>> START Data provided
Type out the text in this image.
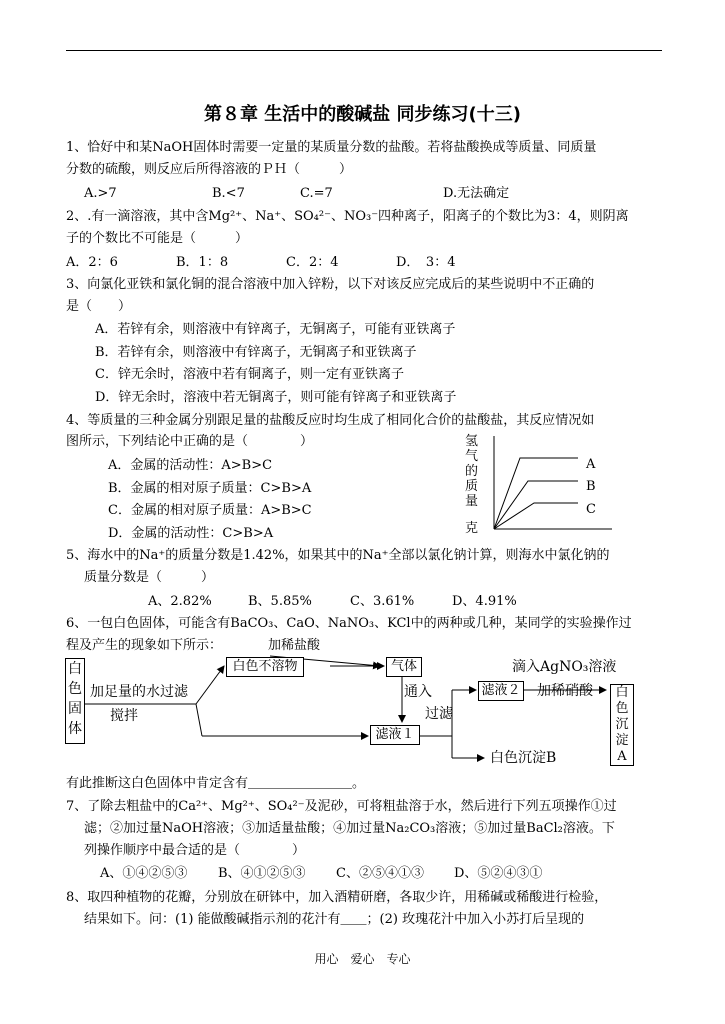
第８章 生活中的酸碱盐 同步练习(十三)
1、恰好中和某NaOH固体时需要一定量的某质量分数的盐酸。若将盐酸换成等质量、同质量
分数的硫酸，则反应后所得溶液的ＰＨ（　　　）
A.>7	B.<7	C.=7	D.无法确定
2、.有一滴溶液，其中含Mg²⁺、Na⁺、SO₄²⁻、NO₃⁻四种离子，阳离子的个数比为3：4，则阴离
子的个数比不可能是（　　　）
A．2：6	B．1：8	C．2：4	D．　3：4
3、向氯化亚铁和氯化铜的混合溶液中加入锌粉，以下对该反应完成后的某些说明中不正确的
是（　　）
A．若锌有余，则溶液中有锌离子，无铜离子，可能有亚铁离子
B．若锌有余，则溶液中有锌离子，无铜离子和亚铁离子
C．锌无余时，溶液中若有铜离子，则一定有亚铁离子
D．锌无余时，溶液中若无铜离子，则可能有锌离子和亚铁离子
4、等质量的三种金属分别跟足量的盐酸反应时均生成了相同化合价的盐酸盐，其反应情况如
图所示，下列结论中正确的是（　　　　）
A．金属的活动性：A>B>C
B．金属的相对原子质量：C>B>A
C．金属的相对原子质量：A>B>C
D．金属的活动性：C>B>A
氢
气
的
质
量
克
A
B
C
5、海水中的Na⁺的质量分数是1.42%，如果其中的Na⁺全部以氯化钠计算，则海水中氯化钠的
质量分数是（　　　）
A、2.82%	B、5.85%	C、3.61%	D、4.91%
6、一包白色固体，可能含有BaCO₃、CaO、NaNO₃、KCl中的两种或几种，某同学的实验操作过
程及产生的现象如下所示：	加稀盐酸
白
色
固
体
加足量的水过滤
搅拌
白色不溶物	气体
通入
过滤
滤液１
滤液２
滴入AgNO₃溶液
加稀硝酸
白色沉淀B
白
色
沉
淀
A
有此推断这白色固体中肯定含有＿＿＿＿＿＿＿＿。
7、了除去粗盐中的Ca²⁺、Mg²⁺、SO₄²⁻及泥砂，可将粗盐溶于水，然后进行下列五项操作①过
滤；②加过量NaOH溶液；③加适量盐酸；④加过量Na₂CO₃溶液；⑤加过量BaCl₂溶液。下
列操作顺序中最合适的是（　　　　）
A、①④②⑤③ B、④①②⑤③ C、②⑤④①③ D、⑤②④③①
8、取四种植物的花瓣，分别放在研钵中，加入酒精研磨，各取少许，用稀碱或稀酸进行检验，
结果如下。问：(1) 能做酸碱指示剂的花汁有＿＿；(2) 玫瑰花汁中加入小苏打后呈现的
用心　爱心　专心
>> END Data provided
Task to complete:
Copy the entries exactly. Leave out the images.

Answer below:
Type out the text in this image.
第８章 生活中的酸碱盐 同步练习(十三)
1、恰好中和某NaOH固体时需要一定量的某质量分数的盐酸。若将盐酸换成等质量、同质量
分数的硫酸，则反应后所得溶液的ＰＨ（　　　）
A.>7	B.<7	C.=7	D.无法确定
2、.有一滴溶液，其中含Mg²⁺、Na⁺、SO₄²⁻、NO₃⁻四种离子，阳离子的个数比为3：4，则阴离
子的个数比不可能是（　　　）
A．2：6	B．1：8	C．2：4	D．　3：4
3、向氯化亚铁和氯化铜的混合溶液中加入锌粉，以下对该反应完成后的某些说明中不正确的
是（　　）
A．若锌有余，则溶液中有锌离子，无铜离子，可能有亚铁离子
B．若锌有余，则溶液中有锌离子，无铜离子和亚铁离子
C．锌无余时，溶液中若有铜离子，则一定有亚铁离子
D．锌无余时，溶液中若无铜离子，则可能有锌离子和亚铁离子
4、等质量的三种金属分别跟足量的盐酸反应时均生成了相同化合价的盐酸盐，其反应情况如
图所示，下列结论中正确的是（　　　　）
A．金属的活动性：A>B>C
B．金属的相对原子质量：C>B>A
C．金属的相对原子质量：A>B>C
D．金属的活动性：C>B>A
氢
气
的
质
量
克
A
B
C
5、海水中的Na⁺的质量分数是1.42%，如果其中的Na⁺全部以氯化钠计算，则海水中氯化钠的
质量分数是（　　　）
A、2.82%	B、5.85%	C、3.61%	D、4.91%
6、一包白色固体，可能含有BaCO₃、CaO、NaNO₃、KCl中的两种或几种，某同学的实验操作过
程及产生的现象如下所示：	加稀盐酸
白
色
固
体
加足量的水过滤
搅拌
白色不溶物	气体
通入
过滤
滤液１
滤液２
滴入AgNO₃溶液
加稀硝酸
白色沉淀B
白
色
沉
淀
A
有此推断这白色固体中肯定含有＿＿＿＿＿＿＿＿。
7、了除去粗盐中的Ca²⁺、Mg²⁺、SO₄²⁻及泥砂，可将粗盐溶于水，然后进行下列五项操作①过
滤；②加过量NaOH溶液；③加适量盐酸；④加过量Na₂CO₃溶液；⑤加过量BaCl₂溶液。下
列操作顺序中最合适的是（　　　　）
A、①④②⑤③ B、④①②⑤③ C、②⑤④①③ D、⑤②④③①
8、取四种植物的花瓣，分别放在研钵中，加入酒精研磨，各取少许，用稀碱或稀酸进行检验，
结果如下。问：(1) 能做酸碱指示剂的花汁有＿＿；(2) 玫瑰花汁中加入小苏打后呈现的
用心　爱心　专心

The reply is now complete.